*Prompt:*
Repeat all of the material exactly as given.

Data entries
• • • •
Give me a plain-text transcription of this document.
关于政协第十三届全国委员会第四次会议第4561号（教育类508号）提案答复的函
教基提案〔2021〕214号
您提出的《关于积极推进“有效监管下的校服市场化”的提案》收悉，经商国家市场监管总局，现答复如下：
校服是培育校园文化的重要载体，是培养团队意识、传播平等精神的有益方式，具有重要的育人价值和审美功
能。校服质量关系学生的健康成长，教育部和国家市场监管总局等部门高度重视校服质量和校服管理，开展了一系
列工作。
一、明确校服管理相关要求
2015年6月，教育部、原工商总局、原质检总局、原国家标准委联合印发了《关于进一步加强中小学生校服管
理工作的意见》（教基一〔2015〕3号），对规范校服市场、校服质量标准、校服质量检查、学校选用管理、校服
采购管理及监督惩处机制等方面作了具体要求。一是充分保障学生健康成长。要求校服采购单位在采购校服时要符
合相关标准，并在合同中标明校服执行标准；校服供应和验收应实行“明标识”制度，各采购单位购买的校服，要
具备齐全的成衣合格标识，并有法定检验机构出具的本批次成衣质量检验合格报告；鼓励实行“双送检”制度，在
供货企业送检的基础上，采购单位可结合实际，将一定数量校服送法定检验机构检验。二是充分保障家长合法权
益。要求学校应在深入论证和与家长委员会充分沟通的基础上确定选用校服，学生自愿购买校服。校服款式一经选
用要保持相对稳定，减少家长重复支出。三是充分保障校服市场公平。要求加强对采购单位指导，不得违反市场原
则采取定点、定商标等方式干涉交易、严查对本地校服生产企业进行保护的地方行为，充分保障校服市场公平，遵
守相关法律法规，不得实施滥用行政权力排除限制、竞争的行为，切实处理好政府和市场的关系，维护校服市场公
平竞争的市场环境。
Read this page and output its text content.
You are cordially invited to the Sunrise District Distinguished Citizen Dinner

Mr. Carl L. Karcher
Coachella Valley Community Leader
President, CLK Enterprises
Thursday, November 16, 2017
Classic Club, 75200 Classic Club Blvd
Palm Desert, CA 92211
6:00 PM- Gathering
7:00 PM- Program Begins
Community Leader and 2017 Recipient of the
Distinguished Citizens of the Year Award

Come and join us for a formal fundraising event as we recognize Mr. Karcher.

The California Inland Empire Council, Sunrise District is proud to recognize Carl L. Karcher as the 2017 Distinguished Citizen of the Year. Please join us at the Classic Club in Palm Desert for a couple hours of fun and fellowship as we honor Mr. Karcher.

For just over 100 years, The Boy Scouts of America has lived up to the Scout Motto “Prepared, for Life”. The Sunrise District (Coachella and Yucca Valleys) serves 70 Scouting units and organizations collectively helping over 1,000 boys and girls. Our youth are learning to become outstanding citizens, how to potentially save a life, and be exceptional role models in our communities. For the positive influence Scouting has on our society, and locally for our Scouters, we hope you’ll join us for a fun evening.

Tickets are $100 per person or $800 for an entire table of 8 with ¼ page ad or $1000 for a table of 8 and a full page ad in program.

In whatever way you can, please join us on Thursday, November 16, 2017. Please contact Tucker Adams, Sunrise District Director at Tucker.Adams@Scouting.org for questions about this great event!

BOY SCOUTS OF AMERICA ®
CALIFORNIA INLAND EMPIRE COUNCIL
• • • •
*Final result:*
Give me a plain-text transcription of this document.
关于政协第十三届全国委员会第四次会议第4561号（教育类508号）提案答复的函
教基提案〔2021〕214号
您提出的《关于积极推进“有效监管下的校服市场化”的提案》收悉，经商国家市场监管总局，现答复如下：
校服是培育校园文化的重要载体，是培养团队意识、传播平等精神的有益方式，具有重要的育人价值和审美功
能。校服质量关系学生的健康成长，教育部和国家市场监管总局等部门高度重视校服质量和校服管理，开展了一系
列工作。
一、明确校服管理相关要求
2015年6月，教育部、原工商总局、原质检总局、原国家标准委联合印发了《关于进一步加强中小学生校服管
理工作的意见》（教基一〔2015〕3号），对规范校服市场、校服质量标准、校服质量检查、学校选用管理、校服
采购管理及监督惩处机制等方面作了具体要求。一是充分保障学生健康成长。要求校服采购单位在采购校服时要符
合相关标准，并在合同中标明校服执行标准；校服供应和验收应实行“明标识”制度，各采购单位购买的校服，要
具备齐全的成衣合格标识，并有法定检验机构出具的本批次成衣质量检验合格报告；鼓励实行“双送检”制度，在
供货企业送检的基础上，采购单位可结合实际，将一定数量校服送法定检验机构检验。二是充分保障家长合法权
益。要求学校应在深入论证和与家长委员会充分沟通的基础上确定选用校服，学生自愿购买校服。校服款式一经选
用要保持相对稳定，减少家长重复支出。三是充分保障校服市场公平。要求加强对采购单位指导，不得违反市场原
则采取定点、定商标等方式干涉交易、严查对本地校服生产企业进行保护的地方行为，充分保障校服市场公平，遵
守相关法律法规，不得实施滥用行政权力排除限制、竞争的行为，切实处理好政府和市场的关系，维护校服市场公
平竞争的市场环境。
Read this page and output its text content.
You are cordially invited to the Sunrise District Distinguished Citizen Dinner

Mr. Carl L. Karcher
Coachella Valley Community Leader
President, CLK Enterprises
Thursday, November 16, 2017
Classic Club, 75200 Classic Club Blvd
Palm Desert, CA 92211
6:00 PM- Gathering
7:00 PM- Program Begins
Community Leader and 2017 Recipient of the
Distinguished Citizens of the Year Award

Come and join us for a formal fundraising event as we recognize Mr. Karcher.

The California Inland Empire Council, Sunrise District is proud to recognize Carl L. Karcher as the 2017 Distinguished Citizen of the Year. Please join us at the Classic Club in Palm Desert for a couple hours of fun and fellowship as we honor Mr. Karcher.

For just over 100 years, The Boy Scouts of America has lived up to the Scout Motto “Prepared, for Life”. The Sunrise District (Coachella and Yucca Valleys) serves 70 Scouting units and organizations collectively helping over 1,000 boys and girls. Our youth are learning to become outstanding citizens, how to potentially save a life, and be exceptional role models in our communities. For the positive influence Scouting has on our society, and locally for our Scouters, we hope you’ll join us for a fun evening.

Tickets are $100 per person or $800 for an entire table of 8 with ¼ page ad or $1000 for a table of 8 and a full page ad in program.

In whatever way you can, please join us on Thursday, November 16, 2017. Please contact Tucker Adams, Sunrise District Director at Tucker.Adams@Scouting.org for questions about this great event!

BOY SCOUTS OF AMERICA ®
CALIFORNIA INLAND EMPIRE COUNCIL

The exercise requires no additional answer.